• Your task
Gather all lines containing the string "Baltic" and copy them out.

• Supplied material
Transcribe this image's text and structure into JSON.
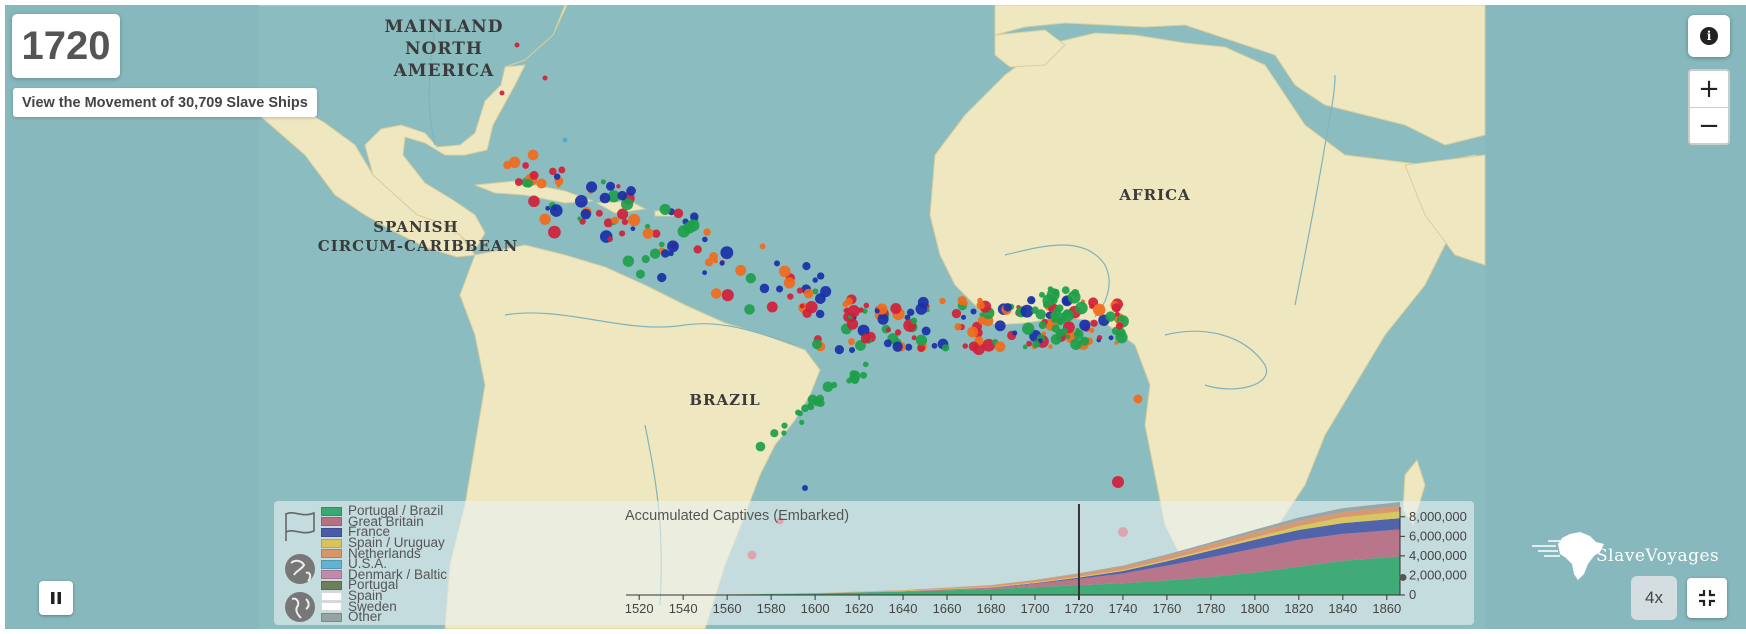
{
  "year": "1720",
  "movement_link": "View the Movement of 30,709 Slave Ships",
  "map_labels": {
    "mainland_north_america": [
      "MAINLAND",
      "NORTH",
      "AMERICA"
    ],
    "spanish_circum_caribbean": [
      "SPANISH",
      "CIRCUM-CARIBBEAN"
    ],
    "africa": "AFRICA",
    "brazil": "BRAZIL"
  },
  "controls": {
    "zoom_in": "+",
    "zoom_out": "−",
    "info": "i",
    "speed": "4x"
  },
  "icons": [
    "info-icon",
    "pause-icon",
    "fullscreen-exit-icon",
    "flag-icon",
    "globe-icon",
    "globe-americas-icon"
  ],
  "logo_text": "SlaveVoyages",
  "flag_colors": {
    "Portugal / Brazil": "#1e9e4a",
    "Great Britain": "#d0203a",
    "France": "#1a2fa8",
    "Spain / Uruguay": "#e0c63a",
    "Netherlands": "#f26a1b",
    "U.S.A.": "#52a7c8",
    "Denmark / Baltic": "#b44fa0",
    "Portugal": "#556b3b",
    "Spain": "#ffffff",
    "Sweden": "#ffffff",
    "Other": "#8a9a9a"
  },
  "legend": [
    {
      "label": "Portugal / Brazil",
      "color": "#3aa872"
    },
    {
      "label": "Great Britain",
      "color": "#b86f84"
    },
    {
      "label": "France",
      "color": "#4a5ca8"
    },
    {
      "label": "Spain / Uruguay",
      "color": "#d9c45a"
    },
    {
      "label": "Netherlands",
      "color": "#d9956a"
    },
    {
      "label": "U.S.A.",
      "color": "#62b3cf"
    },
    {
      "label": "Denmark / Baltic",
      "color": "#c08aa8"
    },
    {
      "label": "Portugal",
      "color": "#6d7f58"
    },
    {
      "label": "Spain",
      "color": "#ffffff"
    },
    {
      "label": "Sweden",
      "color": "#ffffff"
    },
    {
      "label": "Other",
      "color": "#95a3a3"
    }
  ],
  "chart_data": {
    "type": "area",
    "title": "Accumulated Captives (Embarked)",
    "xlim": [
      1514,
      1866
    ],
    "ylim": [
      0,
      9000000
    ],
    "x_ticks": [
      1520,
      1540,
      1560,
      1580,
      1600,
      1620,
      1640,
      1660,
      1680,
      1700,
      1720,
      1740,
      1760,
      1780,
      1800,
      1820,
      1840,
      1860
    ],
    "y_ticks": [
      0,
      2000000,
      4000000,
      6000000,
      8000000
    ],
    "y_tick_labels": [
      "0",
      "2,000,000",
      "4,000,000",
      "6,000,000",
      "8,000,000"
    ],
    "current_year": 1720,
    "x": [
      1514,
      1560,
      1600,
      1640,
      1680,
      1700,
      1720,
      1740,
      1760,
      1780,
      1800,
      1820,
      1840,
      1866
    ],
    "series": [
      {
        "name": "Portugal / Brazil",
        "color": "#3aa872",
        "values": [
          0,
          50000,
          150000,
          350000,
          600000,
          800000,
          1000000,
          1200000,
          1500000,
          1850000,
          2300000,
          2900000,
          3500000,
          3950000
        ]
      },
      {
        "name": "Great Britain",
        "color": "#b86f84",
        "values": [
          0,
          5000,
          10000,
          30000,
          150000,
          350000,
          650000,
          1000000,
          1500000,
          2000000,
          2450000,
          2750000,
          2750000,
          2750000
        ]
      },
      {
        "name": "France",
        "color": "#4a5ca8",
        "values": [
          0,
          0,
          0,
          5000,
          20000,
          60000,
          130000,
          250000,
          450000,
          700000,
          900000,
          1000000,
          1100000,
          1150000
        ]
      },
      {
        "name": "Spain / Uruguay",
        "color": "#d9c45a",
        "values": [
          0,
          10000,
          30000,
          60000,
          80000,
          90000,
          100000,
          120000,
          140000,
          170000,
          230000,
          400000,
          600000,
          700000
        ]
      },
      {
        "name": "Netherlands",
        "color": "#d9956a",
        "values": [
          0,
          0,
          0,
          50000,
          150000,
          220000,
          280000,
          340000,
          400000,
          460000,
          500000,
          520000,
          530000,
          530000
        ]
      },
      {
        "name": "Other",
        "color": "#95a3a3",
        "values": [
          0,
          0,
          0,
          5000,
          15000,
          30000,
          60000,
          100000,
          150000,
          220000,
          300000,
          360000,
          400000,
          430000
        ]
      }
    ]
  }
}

--

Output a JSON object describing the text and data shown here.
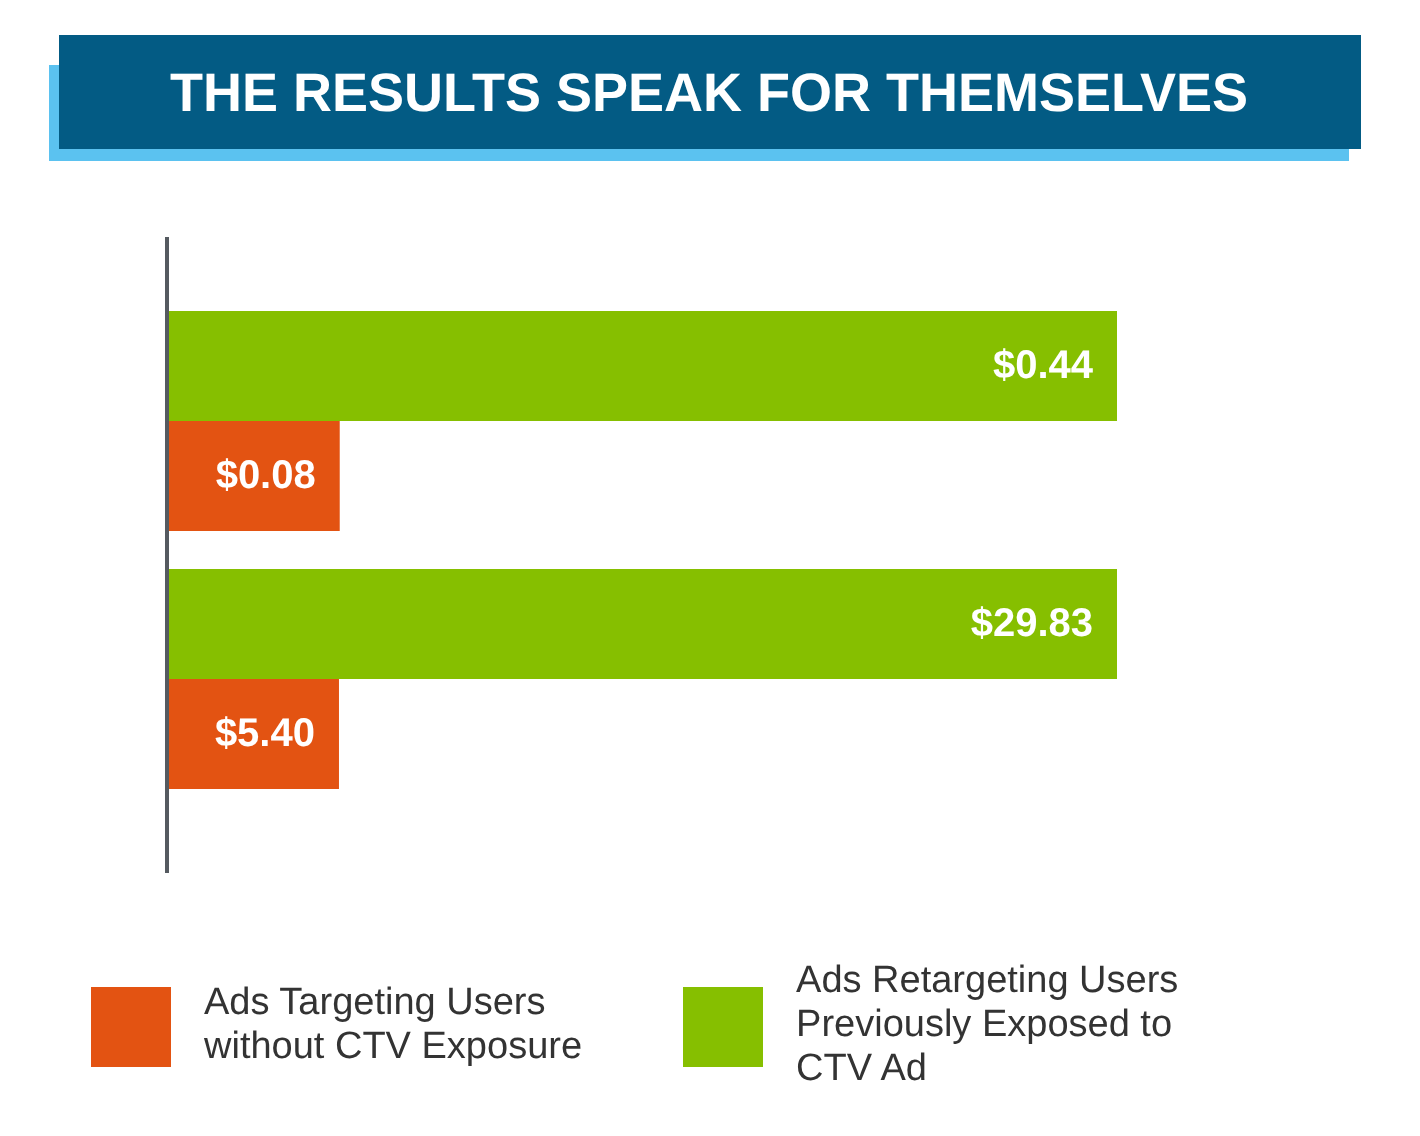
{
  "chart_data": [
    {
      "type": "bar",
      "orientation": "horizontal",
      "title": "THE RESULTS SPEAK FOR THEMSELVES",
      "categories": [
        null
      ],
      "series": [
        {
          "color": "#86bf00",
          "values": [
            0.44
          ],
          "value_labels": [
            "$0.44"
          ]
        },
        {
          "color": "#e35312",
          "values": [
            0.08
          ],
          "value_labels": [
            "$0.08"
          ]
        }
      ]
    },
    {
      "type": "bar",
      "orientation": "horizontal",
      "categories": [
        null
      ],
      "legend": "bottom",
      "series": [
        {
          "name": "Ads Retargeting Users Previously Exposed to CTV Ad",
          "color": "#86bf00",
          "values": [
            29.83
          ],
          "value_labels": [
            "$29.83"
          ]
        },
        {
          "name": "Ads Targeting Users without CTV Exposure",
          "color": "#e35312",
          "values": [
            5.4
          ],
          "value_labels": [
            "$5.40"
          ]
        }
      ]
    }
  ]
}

• Response below
    "Denmark / Baltic": "#b44fa0",
      "label": "Denmark / Baltic",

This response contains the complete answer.